Find the lines that include the string "MgCl" and report how many there are. Give no other text.

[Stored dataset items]
## begin

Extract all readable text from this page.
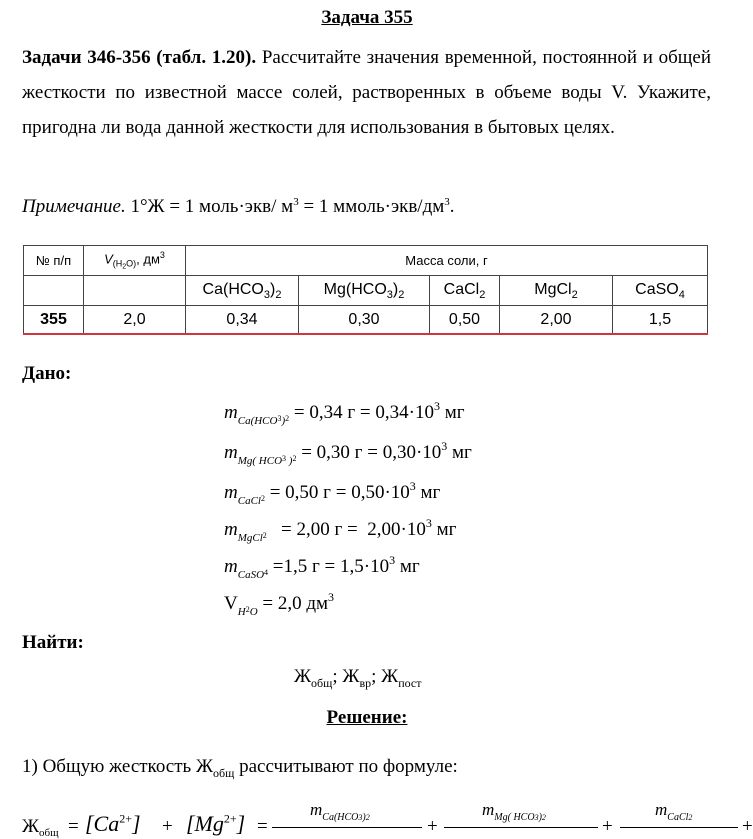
Задача 355
Задачи 346-356 (табл. 1.20). Рассчитайте значения временной, постоянной и общей жесткости по известной массе солей, растворенных в объеме воды V. Укажите, пригодна ли вода данной жесткости для использования в бытовых целях.
Примечание. 1°Ж = 1 моль·экв/ $м^3 = 1$ $ммоль\cdot экв/дм^3$.
№ п/п	$V_{(H2O)}$, $дм^3$	Масса соли, г				
		$Ca(HCO_3)_2$	$Mg(HCO_3)_2$	CaCl$_2$	MgCl$_2$	CaSO$_4$
355	2,0	0,34	0,30	0,50	2,00	1,5
Дано:
$m_{Ca(HCO}3_)2 = 0,34$ $г = 0,34\cdot 10^3$ мг
$m_{Mg( HCO}3$ $_)$2 = 0,30 $г = 0,30\cdot 10^3$ мг
$m_{CaCl}2 = 0,50$ $г = 0,50\cdot 10^3$ мг
$m_{MgCl}2 = 2,00$ $г = 2,00\cdot 10^3$ мг
$m_{CaSO}4 =1,5$ $г = 1,5\cdot 10^3$ мг
$V_H2_O = 2,0$ $дм^3$
Найти:
$Ж_{общ}$; $Ж_{вр}$; $Ж_{пост}$
Решение:
1) Общую жесткость $Ж_{общ}$ рассчитывают по формуле:
$Ж_{общ} = [Ca^{2+}] + [Mg^{2+}]$ =
$m_{Ca(HCO3)2}$	+
$m_{Mg( HCO3)2}$	+
$m_{CaCl2}$	+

## end

• Exercise result: 2